▶ [PROBLEM DETAILS] The entries below are to be transcribed in full, without their images.

▶ [INFORMATION SHOWN]
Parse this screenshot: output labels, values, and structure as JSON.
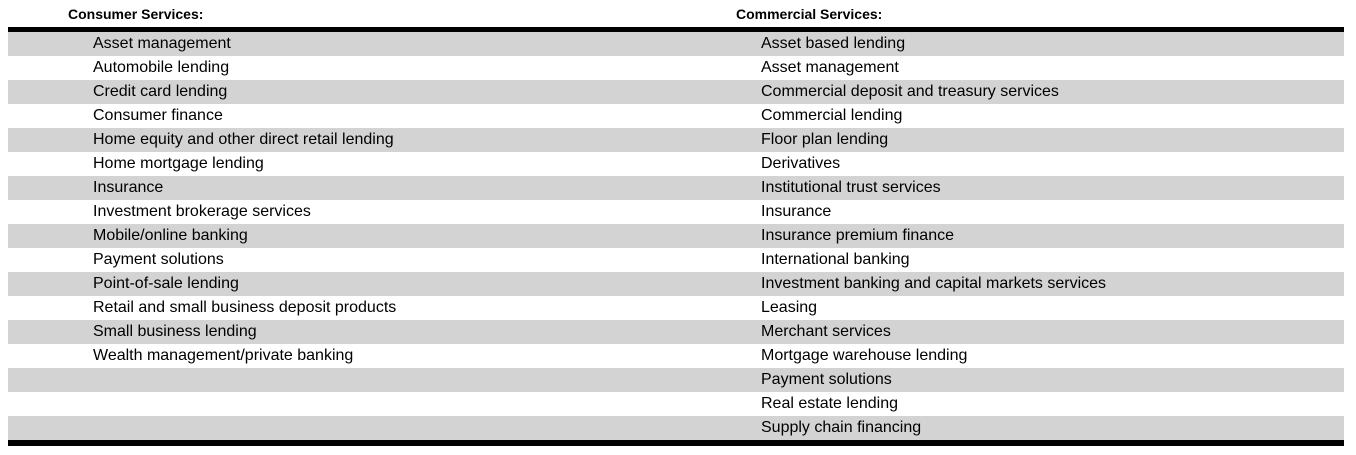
{
  "table": {
    "columns": [
      {
        "header": "Consumer Services:",
        "items": [
          "Asset management",
          "Automobile lending",
          "Credit card lending",
          "Consumer finance",
          "Home equity and other direct retail lending",
          "Home mortgage lending",
          "Insurance",
          "Investment brokerage services",
          "Mobile/online banking",
          "Payment solutions",
          "Point-of-sale lending",
          "Retail and small business deposit products",
          "Small business lending",
          "Wealth management/private banking"
        ]
      },
      {
        "header": "Commercial Services:",
        "items": [
          "Asset based lending",
          "Asset management",
          "Commercial deposit and treasury services",
          "Commercial lending",
          "Floor plan lending",
          "Derivatives",
          "Institutional trust services",
          "Insurance",
          "Insurance premium finance",
          "International banking",
          "Investment banking and capital markets services",
          "Leasing",
          "Merchant services",
          "Mortgage warehouse lending",
          "Payment solutions",
          "Real estate lending",
          "Supply chain financing"
        ]
      }
    ],
    "row_count": 17,
    "colors": {
      "stripe": "#d3d3d3",
      "rule": "#000000",
      "text": "#000000",
      "background": "#ffffff"
    }
  }
}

▶ [SOLUTION TO THIS PROBLEM]
Parse this screenshot: output labels, values, and structure as JSON.
{
  "table": {
    "columns": [
      {
        "header": "Consumer Services:",
        "items": [
          "Asset management",
          "Automobile lending",
          "Credit card lending",
          "Consumer finance",
          "Home equity and other direct retail lending",
          "Home mortgage lending",
          "Insurance",
          "Investment brokerage services",
          "Mobile/online banking",
          "Payment solutions",
          "Point-of-sale lending",
          "Retail and small business deposit products",
          "Small business lending",
          "Wealth management/private banking"
        ]
      },
      {
        "header": "Commercial Services:",
        "items": [
          "Asset based lending",
          "Asset management",
          "Commercial deposit and treasury services",
          "Commercial lending",
          "Floor plan lending",
          "Derivatives",
          "Institutional trust services",
          "Insurance",
          "Insurance premium finance",
          "International banking",
          "Investment banking and capital markets services",
          "Leasing",
          "Merchant services",
          "Mortgage warehouse lending",
          "Payment solutions",
          "Real estate lending",
          "Supply chain financing"
        ]
      }
    ],
    "row_count": 17,
    "colors": {
      "stripe": "#d3d3d3",
      "rule": "#000000",
      "text": "#000000",
      "background": "#ffffff"
    }
  }
}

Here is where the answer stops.